** Begin **
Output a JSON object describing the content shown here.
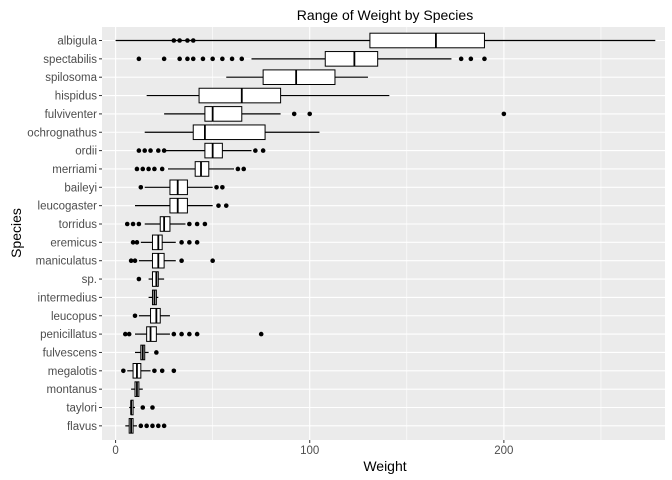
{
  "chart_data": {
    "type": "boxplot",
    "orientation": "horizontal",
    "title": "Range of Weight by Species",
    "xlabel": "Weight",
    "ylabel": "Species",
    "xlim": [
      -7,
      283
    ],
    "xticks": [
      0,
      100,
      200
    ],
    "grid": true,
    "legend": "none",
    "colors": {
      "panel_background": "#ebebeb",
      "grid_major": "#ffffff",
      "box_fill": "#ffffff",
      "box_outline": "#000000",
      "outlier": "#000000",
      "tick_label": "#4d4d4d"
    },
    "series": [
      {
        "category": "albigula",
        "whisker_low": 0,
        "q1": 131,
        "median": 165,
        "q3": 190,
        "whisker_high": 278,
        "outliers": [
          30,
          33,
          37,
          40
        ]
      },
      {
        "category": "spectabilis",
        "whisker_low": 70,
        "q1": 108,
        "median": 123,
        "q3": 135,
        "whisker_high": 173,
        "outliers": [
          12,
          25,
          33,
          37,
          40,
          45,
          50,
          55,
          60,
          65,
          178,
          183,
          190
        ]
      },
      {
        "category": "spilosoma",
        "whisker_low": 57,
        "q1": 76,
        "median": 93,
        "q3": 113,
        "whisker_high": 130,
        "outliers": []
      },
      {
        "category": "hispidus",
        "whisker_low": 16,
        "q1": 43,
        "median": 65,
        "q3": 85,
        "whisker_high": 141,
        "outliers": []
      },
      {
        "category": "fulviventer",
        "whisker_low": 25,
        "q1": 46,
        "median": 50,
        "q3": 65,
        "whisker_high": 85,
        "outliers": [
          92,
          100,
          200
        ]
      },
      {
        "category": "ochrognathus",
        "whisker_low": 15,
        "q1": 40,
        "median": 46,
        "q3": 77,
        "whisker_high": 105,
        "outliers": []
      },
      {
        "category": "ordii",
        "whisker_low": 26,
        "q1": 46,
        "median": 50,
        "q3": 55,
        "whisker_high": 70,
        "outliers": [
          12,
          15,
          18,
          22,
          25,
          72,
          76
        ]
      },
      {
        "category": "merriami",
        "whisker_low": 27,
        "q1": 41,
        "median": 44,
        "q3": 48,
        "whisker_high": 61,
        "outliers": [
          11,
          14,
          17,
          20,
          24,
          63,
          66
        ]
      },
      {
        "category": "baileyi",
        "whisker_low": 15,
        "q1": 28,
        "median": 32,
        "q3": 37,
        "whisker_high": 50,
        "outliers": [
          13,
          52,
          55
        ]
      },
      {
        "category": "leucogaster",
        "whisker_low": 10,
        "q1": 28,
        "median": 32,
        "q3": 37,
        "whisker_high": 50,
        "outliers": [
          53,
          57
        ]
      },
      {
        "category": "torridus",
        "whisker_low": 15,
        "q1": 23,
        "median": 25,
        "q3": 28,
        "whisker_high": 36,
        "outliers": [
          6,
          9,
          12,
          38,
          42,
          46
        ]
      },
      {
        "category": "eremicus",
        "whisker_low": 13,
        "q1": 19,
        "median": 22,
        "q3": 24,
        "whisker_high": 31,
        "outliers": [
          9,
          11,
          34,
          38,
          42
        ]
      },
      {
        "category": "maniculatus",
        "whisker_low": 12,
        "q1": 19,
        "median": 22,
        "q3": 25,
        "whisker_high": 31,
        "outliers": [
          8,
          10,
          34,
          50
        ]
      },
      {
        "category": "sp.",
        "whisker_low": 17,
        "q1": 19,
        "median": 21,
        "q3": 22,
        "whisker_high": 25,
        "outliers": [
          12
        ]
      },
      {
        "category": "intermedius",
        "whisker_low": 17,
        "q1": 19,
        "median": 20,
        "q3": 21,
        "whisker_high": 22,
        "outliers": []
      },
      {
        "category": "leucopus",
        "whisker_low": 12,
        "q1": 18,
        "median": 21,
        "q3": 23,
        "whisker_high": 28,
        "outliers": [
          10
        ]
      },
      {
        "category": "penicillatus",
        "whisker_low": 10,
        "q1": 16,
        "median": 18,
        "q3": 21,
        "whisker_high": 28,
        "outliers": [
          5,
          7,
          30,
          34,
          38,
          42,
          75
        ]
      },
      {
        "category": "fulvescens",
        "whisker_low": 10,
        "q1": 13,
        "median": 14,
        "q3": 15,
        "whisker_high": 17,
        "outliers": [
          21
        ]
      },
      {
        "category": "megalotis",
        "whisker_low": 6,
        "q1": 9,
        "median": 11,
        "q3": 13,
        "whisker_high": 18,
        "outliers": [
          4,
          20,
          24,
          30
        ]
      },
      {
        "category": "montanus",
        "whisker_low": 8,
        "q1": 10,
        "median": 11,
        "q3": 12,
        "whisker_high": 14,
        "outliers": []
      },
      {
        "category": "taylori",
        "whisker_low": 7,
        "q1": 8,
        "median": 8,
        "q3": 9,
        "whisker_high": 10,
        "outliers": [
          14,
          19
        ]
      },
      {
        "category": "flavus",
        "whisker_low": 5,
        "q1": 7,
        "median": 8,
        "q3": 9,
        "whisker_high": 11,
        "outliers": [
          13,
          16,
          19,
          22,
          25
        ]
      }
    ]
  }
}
** End **
** Begin **
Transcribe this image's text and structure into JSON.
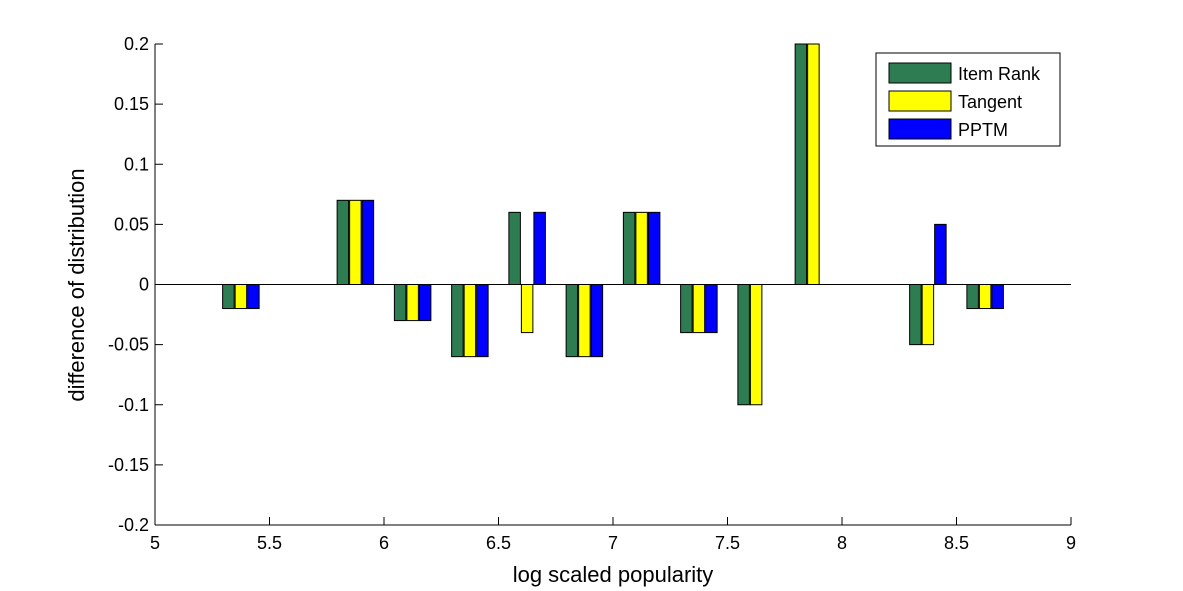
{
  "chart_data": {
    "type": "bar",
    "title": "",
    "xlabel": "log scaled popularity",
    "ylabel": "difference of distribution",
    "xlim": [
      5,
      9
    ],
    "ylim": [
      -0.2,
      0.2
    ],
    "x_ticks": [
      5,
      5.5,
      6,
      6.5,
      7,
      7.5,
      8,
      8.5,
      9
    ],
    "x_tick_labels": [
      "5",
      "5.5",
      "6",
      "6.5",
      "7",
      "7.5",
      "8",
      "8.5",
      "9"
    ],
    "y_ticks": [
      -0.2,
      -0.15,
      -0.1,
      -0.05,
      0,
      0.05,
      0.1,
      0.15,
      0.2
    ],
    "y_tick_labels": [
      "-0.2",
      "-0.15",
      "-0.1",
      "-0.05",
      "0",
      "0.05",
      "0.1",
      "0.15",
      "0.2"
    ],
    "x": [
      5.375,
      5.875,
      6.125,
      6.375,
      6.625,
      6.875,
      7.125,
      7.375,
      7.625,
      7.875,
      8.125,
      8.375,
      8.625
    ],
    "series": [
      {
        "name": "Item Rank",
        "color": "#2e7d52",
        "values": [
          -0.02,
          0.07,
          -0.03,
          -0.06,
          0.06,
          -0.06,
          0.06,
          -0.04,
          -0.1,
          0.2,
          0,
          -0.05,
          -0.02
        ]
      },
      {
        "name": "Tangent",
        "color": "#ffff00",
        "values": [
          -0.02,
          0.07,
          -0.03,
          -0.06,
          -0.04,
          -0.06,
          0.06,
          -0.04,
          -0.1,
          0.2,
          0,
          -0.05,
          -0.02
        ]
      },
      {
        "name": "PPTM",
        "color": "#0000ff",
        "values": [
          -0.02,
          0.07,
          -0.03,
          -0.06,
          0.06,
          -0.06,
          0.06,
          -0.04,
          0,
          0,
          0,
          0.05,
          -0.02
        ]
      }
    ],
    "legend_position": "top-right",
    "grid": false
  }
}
** End **
-- SET PROBLEM --
Report only how many lines in the listing contain the string "JSON".

-- SOLUTION FOR THIS EXERCISE --
2